**Problem:** Select the lines of the records containing the word "title" and list them.

***** Provided data

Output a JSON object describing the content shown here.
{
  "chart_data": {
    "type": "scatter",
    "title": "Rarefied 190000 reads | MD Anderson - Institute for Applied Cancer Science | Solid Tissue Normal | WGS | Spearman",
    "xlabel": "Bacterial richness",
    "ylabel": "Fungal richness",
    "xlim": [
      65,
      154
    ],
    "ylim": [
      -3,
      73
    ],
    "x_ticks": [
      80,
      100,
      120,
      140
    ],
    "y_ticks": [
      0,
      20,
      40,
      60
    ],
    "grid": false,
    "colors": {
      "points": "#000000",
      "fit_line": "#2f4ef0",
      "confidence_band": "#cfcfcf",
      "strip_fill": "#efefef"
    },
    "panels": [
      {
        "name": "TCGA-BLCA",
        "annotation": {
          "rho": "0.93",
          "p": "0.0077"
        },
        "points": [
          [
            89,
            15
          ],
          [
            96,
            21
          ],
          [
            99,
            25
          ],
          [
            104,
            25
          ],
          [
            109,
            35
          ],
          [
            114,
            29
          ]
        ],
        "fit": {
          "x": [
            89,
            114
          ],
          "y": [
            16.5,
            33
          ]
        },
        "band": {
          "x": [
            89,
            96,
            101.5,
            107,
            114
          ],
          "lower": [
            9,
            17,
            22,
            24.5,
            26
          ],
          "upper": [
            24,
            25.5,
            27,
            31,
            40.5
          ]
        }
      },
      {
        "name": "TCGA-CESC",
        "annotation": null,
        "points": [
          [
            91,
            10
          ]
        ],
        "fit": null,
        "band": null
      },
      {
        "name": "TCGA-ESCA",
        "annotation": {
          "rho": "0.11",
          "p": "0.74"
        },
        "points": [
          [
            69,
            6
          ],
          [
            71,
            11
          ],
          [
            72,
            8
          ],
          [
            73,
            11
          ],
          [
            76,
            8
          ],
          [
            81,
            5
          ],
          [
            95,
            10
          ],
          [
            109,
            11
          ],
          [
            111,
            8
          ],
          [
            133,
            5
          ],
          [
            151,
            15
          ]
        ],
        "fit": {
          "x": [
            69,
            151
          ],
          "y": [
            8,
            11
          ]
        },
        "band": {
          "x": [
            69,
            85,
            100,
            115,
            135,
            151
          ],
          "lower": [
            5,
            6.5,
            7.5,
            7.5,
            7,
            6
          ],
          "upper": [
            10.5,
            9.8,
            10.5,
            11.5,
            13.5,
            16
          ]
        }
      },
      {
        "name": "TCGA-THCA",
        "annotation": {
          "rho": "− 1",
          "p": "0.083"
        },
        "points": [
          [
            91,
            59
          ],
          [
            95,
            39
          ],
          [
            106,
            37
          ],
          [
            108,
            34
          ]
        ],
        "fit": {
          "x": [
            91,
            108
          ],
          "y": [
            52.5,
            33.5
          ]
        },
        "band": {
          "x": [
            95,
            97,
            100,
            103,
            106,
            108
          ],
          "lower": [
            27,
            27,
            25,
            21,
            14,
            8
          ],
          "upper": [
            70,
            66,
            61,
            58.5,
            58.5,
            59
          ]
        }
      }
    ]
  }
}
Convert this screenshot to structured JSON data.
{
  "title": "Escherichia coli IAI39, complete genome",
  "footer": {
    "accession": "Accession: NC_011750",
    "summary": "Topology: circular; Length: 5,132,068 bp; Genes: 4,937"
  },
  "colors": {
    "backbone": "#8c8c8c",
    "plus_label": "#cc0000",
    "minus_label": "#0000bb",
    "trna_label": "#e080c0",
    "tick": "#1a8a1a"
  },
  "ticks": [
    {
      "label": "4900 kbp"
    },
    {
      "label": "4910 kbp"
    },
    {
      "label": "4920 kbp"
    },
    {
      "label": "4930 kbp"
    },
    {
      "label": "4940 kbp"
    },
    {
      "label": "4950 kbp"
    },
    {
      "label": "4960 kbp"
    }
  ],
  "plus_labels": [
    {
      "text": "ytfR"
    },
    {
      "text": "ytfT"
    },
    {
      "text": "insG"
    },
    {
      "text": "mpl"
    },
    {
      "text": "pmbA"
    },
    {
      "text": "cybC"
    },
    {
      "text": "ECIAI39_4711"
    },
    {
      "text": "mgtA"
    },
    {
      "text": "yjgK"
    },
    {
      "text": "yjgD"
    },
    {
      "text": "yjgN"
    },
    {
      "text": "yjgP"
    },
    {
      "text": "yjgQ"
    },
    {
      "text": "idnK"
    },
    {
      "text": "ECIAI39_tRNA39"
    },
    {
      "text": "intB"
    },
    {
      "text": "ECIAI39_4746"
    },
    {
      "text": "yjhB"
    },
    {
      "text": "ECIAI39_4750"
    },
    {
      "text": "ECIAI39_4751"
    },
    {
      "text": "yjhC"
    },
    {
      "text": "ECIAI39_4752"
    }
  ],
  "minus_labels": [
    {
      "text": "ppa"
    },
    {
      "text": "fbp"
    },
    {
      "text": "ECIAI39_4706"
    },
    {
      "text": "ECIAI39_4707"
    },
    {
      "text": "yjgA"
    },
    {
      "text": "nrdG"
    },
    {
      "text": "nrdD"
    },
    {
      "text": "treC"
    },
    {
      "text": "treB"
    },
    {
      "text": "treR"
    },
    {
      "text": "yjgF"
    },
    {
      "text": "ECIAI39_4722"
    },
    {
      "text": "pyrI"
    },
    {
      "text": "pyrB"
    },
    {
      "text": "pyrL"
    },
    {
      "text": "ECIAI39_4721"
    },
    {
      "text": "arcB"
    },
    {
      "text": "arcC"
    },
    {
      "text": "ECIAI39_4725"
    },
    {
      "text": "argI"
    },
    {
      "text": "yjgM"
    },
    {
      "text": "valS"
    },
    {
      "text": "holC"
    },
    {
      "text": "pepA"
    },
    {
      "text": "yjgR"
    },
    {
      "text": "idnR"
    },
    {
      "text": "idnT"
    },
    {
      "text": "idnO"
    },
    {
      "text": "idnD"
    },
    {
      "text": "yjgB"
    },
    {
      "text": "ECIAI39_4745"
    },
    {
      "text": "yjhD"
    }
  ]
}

**********

**Output for this exercise:**
    "title": "Rarefied 190000 reads | MD Anderson - Institute for Applied Cancer Science | Solid Tissue Normal | WGS | Spearman",
  "title": "Escherichia coli IAI39, complete genome",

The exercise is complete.